* START DATA RECORDS *

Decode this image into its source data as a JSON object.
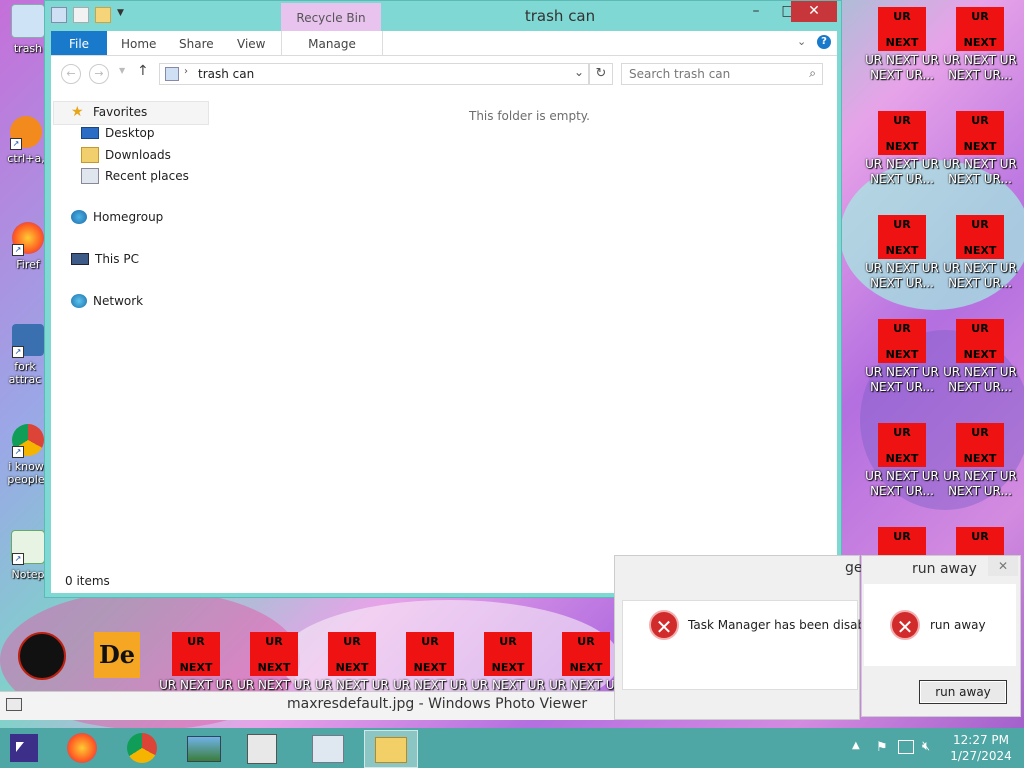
{
  "desktop": {
    "left_labels": [
      "trash",
      "ctrl+a,",
      "Firef",
      "fork attrac",
      "i know people",
      "Notep"
    ],
    "tile_top": "UR",
    "tile_bottom": "NEXT",
    "tile_caption_1": "UR NEXT UR",
    "tile_caption_2": "NEXT UR..."
  },
  "explorer": {
    "title": "trash can",
    "context_tab": "Recycle Bin Tools",
    "tabs": {
      "file": "File",
      "home": "Home",
      "share": "Share",
      "view": "View",
      "manage": "Manage"
    },
    "address": "trash can",
    "search_placeholder": "Search trash can",
    "nav": {
      "favorites": "Favorites",
      "desktop": "Desktop",
      "downloads": "Downloads",
      "recent": "Recent places",
      "homegroup": "Homegroup",
      "thispc": "This PC",
      "network": "Network"
    },
    "empty_message": "This folder is empty.",
    "status": "0 items"
  },
  "task_manager_error": {
    "title_fragment": "ge",
    "message": "Task Manager has been disabled"
  },
  "run_away_dialog": {
    "title": "run away",
    "message": "run away",
    "button": "run away"
  },
  "photo_viewer": {
    "title": "maxresdefault.jpg - Windows Photo Viewer"
  },
  "taskbar": {
    "time": "12:27 PM",
    "date": "1/27/2024"
  }
}
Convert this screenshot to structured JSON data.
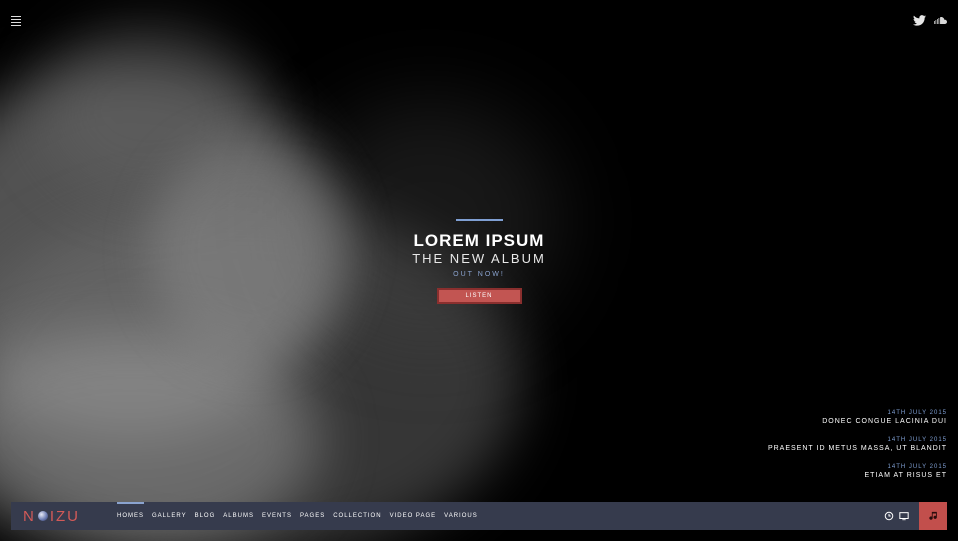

* END DATA RECORDS *

* [PROBLEM STATEMENT]:
Print the records above exactly as they stand, but leave out the pictures.

* [FINAL ANSWER]:
Decode this image into its source data as a JSON object.
{
  "desktop": {
    "left_labels": [
      "trash",
      "ctrl+a,",
      "Firef",
      "fork attrac",
      "i know people",
      "Notep"
    ],
    "tile_top": "UR",
    "tile_bottom": "NEXT",
    "tile_caption_1": "UR NEXT UR",
    "tile_caption_2": "NEXT UR..."
  },
  "explorer": {
    "title": "trash can",
    "context_tab": "Recycle Bin Tools",
    "tabs": {
      "file": "File",
      "home": "Home",
      "share": "Share",
      "view": "View",
      "manage": "Manage"
    },
    "address": "trash can",
    "search_placeholder": "Search trash can",
    "nav": {
      "favorites": "Favorites",
      "desktop": "Desktop",
      "downloads": "Downloads",
      "recent": "Recent places",
      "homegroup": "Homegroup",
      "thispc": "This PC",
      "network": "Network"
    },
    "empty_message": "This folder is empty.",
    "status": "0 items"
  },
  "task_manager_error": {
    "title_fragment": "ge",
    "message": "Task Manager has been disabled"
  },
  "run_away_dialog": {
    "title": "run away",
    "message": "run away",
    "button": "run away"
  },
  "photo_viewer": {
    "title": "maxresdefault.jpg - Windows Photo Viewer"
  },
  "taskbar": {
    "time": "12:27 PM",
    "date": "1/27/2024"
  }
}
Convert this screenshot to structured JSON data.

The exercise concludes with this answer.